§ Work to be completed: Count every line in the entries that contains "Excessive". Report that count alone.

### Data extract ###

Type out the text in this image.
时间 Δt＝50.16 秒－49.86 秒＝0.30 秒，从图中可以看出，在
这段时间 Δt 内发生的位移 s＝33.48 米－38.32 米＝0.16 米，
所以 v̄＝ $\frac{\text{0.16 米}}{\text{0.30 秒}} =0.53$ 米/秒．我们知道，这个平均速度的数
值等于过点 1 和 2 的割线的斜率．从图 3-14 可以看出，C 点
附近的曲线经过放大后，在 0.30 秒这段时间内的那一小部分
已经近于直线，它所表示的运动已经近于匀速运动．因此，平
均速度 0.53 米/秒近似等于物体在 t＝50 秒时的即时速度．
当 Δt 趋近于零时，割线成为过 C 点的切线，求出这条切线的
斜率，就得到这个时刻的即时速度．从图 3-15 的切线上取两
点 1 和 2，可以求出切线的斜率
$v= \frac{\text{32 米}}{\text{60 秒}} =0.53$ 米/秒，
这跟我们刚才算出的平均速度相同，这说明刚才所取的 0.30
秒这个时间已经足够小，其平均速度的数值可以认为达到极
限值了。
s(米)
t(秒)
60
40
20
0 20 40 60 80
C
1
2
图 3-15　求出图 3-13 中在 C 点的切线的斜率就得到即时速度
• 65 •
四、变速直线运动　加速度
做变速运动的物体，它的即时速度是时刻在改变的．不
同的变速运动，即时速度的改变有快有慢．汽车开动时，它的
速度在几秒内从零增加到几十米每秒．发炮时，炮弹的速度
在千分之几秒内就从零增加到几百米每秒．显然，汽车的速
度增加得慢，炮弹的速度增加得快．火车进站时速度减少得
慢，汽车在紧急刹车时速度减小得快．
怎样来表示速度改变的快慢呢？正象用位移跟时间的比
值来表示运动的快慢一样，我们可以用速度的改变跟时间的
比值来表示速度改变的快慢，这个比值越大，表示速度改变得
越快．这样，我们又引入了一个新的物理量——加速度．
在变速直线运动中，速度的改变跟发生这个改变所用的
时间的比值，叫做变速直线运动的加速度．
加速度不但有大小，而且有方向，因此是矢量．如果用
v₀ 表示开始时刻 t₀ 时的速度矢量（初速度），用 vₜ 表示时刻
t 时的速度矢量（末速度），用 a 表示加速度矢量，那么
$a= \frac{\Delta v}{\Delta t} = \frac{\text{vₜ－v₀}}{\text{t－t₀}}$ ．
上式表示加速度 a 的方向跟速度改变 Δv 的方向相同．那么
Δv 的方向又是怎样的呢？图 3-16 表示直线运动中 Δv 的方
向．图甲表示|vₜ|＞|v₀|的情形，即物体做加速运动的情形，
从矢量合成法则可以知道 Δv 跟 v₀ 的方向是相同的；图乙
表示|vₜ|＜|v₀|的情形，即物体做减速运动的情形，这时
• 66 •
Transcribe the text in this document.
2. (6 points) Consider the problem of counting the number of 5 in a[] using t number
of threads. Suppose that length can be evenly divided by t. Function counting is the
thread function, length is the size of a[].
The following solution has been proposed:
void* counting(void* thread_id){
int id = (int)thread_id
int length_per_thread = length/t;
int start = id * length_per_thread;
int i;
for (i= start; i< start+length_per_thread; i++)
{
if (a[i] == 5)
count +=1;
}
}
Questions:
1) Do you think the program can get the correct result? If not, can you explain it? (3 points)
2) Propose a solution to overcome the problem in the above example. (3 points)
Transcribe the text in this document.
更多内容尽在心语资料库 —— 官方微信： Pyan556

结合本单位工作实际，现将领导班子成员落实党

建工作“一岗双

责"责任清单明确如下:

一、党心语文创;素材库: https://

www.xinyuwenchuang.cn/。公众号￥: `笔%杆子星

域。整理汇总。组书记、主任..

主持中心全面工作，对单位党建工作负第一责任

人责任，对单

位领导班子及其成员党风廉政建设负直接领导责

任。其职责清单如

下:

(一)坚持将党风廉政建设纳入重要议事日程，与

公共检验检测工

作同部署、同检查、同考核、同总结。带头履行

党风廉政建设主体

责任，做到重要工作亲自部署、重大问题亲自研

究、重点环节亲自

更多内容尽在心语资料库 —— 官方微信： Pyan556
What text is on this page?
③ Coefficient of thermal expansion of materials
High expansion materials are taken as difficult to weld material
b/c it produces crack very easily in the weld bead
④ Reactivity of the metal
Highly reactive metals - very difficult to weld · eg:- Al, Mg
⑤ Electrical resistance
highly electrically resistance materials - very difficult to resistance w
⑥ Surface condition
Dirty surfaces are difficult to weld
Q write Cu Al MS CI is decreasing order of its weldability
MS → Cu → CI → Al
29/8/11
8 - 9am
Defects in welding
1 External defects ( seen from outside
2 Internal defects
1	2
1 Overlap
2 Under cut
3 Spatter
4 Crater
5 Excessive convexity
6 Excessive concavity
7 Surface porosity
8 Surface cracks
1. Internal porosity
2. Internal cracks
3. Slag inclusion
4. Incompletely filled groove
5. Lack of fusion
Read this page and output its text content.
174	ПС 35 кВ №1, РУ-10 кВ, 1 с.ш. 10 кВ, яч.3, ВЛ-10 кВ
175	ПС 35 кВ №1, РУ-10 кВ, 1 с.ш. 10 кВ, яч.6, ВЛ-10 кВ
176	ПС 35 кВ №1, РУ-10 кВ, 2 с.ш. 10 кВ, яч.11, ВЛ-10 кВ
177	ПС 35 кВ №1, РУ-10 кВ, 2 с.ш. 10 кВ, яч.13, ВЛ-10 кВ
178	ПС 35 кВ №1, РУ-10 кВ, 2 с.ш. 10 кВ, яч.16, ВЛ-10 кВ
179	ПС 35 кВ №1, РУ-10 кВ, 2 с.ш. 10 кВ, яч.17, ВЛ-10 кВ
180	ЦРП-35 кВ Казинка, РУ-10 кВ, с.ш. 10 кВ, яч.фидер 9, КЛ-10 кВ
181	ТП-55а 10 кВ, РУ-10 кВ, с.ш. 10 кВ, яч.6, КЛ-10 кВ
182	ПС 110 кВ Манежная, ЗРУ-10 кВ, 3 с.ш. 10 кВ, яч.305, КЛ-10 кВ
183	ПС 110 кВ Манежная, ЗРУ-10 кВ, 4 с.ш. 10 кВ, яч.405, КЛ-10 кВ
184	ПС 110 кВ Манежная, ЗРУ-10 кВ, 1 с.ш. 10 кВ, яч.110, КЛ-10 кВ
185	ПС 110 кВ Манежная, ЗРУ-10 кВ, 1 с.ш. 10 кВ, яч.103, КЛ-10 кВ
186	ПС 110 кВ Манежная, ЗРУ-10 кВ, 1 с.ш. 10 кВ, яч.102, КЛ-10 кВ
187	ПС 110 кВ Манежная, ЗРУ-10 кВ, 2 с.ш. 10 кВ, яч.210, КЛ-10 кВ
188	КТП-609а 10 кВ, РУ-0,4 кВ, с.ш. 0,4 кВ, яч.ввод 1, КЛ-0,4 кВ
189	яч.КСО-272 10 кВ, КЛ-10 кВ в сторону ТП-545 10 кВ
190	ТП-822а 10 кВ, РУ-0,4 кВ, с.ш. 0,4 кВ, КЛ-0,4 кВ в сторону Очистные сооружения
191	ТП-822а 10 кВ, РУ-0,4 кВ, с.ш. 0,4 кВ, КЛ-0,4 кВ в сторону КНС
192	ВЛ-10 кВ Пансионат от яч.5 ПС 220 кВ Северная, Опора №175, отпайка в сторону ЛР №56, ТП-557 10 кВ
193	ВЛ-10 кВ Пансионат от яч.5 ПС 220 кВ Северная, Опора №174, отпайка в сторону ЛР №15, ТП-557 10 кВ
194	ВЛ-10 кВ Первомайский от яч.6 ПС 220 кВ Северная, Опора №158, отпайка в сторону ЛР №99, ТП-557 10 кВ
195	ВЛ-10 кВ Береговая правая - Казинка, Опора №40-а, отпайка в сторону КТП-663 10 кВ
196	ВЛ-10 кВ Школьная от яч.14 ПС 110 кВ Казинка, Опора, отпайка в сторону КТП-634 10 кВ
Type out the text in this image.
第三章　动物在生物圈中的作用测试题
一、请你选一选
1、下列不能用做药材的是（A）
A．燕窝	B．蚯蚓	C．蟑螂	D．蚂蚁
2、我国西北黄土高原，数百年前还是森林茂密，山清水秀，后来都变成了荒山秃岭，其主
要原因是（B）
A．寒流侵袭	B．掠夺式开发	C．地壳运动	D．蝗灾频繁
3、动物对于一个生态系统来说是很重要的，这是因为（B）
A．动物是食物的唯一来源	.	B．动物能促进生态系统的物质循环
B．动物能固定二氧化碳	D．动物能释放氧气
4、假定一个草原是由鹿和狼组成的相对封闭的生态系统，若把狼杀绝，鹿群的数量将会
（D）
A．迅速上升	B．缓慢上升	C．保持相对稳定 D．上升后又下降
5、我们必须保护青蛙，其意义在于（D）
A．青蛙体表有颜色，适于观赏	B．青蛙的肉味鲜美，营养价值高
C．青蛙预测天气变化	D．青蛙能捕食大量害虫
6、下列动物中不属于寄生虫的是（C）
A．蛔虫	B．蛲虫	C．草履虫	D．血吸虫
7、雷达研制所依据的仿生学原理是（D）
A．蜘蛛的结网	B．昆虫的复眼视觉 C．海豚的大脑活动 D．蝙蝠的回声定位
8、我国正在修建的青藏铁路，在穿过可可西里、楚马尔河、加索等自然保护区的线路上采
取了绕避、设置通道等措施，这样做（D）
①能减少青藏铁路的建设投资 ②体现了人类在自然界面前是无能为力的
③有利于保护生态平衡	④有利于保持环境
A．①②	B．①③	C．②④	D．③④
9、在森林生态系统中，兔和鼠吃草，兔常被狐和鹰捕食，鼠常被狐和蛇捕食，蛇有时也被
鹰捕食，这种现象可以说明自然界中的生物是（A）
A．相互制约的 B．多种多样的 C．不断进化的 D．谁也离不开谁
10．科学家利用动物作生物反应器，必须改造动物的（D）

###

§ Reply: 2